[Supplied data]
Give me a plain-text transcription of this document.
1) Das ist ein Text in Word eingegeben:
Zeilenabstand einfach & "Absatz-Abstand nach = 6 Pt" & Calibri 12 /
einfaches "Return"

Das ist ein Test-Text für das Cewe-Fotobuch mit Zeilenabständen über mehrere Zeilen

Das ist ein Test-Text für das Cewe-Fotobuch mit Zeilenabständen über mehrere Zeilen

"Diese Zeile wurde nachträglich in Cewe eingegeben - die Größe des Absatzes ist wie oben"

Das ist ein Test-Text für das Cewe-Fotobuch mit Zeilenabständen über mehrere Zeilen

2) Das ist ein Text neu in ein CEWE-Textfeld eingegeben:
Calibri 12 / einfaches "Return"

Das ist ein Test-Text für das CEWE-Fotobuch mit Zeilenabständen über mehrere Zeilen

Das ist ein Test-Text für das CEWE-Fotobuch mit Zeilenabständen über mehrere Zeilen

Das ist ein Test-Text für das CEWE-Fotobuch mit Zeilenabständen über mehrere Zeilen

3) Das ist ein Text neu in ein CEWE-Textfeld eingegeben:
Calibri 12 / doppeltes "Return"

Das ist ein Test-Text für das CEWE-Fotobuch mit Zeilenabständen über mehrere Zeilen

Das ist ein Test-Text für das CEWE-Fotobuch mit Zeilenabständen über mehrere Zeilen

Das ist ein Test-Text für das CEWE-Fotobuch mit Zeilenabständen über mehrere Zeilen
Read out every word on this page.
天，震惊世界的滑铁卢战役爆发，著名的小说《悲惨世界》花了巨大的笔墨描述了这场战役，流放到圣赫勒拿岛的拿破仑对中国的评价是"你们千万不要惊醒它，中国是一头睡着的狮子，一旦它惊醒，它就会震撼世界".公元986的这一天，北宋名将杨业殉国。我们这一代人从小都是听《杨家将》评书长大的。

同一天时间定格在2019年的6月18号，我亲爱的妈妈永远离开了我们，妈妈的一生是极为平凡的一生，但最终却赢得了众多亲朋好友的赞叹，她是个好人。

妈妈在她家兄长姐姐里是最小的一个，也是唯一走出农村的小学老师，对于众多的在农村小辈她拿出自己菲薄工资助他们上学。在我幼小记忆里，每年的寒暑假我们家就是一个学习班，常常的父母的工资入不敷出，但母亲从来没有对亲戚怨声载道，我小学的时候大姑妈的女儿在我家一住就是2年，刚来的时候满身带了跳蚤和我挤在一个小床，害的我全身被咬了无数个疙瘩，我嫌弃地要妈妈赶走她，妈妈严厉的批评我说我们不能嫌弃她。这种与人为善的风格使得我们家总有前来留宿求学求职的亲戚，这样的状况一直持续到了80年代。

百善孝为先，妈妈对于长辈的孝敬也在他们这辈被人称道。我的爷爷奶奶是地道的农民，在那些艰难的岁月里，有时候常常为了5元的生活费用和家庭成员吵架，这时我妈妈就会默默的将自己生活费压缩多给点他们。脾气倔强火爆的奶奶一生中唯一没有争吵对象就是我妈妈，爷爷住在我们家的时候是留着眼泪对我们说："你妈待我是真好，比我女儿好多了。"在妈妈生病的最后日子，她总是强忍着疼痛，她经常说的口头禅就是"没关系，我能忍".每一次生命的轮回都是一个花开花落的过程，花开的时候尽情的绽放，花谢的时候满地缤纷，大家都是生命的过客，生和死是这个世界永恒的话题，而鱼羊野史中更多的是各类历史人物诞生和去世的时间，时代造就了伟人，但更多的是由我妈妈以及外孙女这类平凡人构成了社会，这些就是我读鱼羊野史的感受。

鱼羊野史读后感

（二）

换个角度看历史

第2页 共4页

[Aim of the task] Transcribe all the entries, keeping each one exactly as it is.

[The output]
Give me a plain-text transcription of this document.
1) Das ist ein Text in Word eingegeben:
Zeilenabstand einfach & "Absatz-Abstand nach = 6 Pt" & Calibri 12 /
einfaches "Return"

Das ist ein Test-Text für das Cewe-Fotobuch mit Zeilenabständen über mehrere Zeilen

Das ist ein Test-Text für das Cewe-Fotobuch mit Zeilenabständen über mehrere Zeilen

"Diese Zeile wurde nachträglich in Cewe eingegeben - die Größe des Absatzes ist wie oben"

Das ist ein Test-Text für das Cewe-Fotobuch mit Zeilenabständen über mehrere Zeilen

2) Das ist ein Text neu in ein CEWE-Textfeld eingegeben:
Calibri 12 / einfaches "Return"

Das ist ein Test-Text für das CEWE-Fotobuch mit Zeilenabständen über mehrere Zeilen

Das ist ein Test-Text für das CEWE-Fotobuch mit Zeilenabständen über mehrere Zeilen

Das ist ein Test-Text für das CEWE-Fotobuch mit Zeilenabständen über mehrere Zeilen

3) Das ist ein Text neu in ein CEWE-Textfeld eingegeben:
Calibri 12 / doppeltes "Return"

Das ist ein Test-Text für das CEWE-Fotobuch mit Zeilenabständen über mehrere Zeilen

Das ist ein Test-Text für das CEWE-Fotobuch mit Zeilenabständen über mehrere Zeilen

Das ist ein Test-Text für das CEWE-Fotobuch mit Zeilenabständen über mehrere Zeilen
Read out every word on this page.
天，震惊世界的滑铁卢战役爆发，著名的小说《悲惨世界》花了巨大的笔墨描述了这场战役，流放到圣赫勒拿岛的拿破仑对中国的评价是"你们千万不要惊醒它，中国是一头睡着的狮子，一旦它惊醒，它就会震撼世界".公元986的这一天，北宋名将杨业殉国。我们这一代人从小都是听《杨家将》评书长大的。

同一天时间定格在2019年的6月18号，我亲爱的妈妈永远离开了我们，妈妈的一生是极为平凡的一生，但最终却赢得了众多亲朋好友的赞叹，她是个好人。

妈妈在她家兄长姐姐里是最小的一个，也是唯一走出农村的小学老师，对于众多的在农村小辈她拿出自己菲薄工资助他们上学。在我幼小记忆里，每年的寒暑假我们家就是一个学习班，常常的父母的工资入不敷出，但母亲从来没有对亲戚怨声载道，我小学的时候大姑妈的女儿在我家一住就是2年，刚来的时候满身带了跳蚤和我挤在一个小床，害的我全身被咬了无数个疙瘩，我嫌弃地要妈妈赶走她，妈妈严厉的批评我说我们不能嫌弃她。这种与人为善的风格使得我们家总有前来留宿求学求职的亲戚，这样的状况一直持续到了80年代。

百善孝为先，妈妈对于长辈的孝敬也在他们这辈被人称道。我的爷爷奶奶是地道的农民，在那些艰难的岁月里，有时候常常为了5元的生活费用和家庭成员吵架，这时我妈妈就会默默的将自己生活费压缩多给点他们。脾气倔强火爆的奶奶一生中唯一没有争吵对象就是我妈妈，爷爷住在我们家的时候是留着眼泪对我们说："你妈待我是真好，比我女儿好多了。"在妈妈生病的最后日子，她总是强忍着疼痛，她经常说的口头禅就是"没关系，我能忍".每一次生命的轮回都是一个花开花落的过程，花开的时候尽情的绽放，花谢的时候满地缤纷，大家都是生命的过客，生和死是这个世界永恒的话题，而鱼羊野史中更多的是各类历史人物诞生和去世的时间，时代造就了伟人，但更多的是由我妈妈以及外孙女这类平凡人构成了社会，这些就是我读鱼羊野史的感受。

鱼羊野史读后感

（二）

换个角度看历史

第2页 共4页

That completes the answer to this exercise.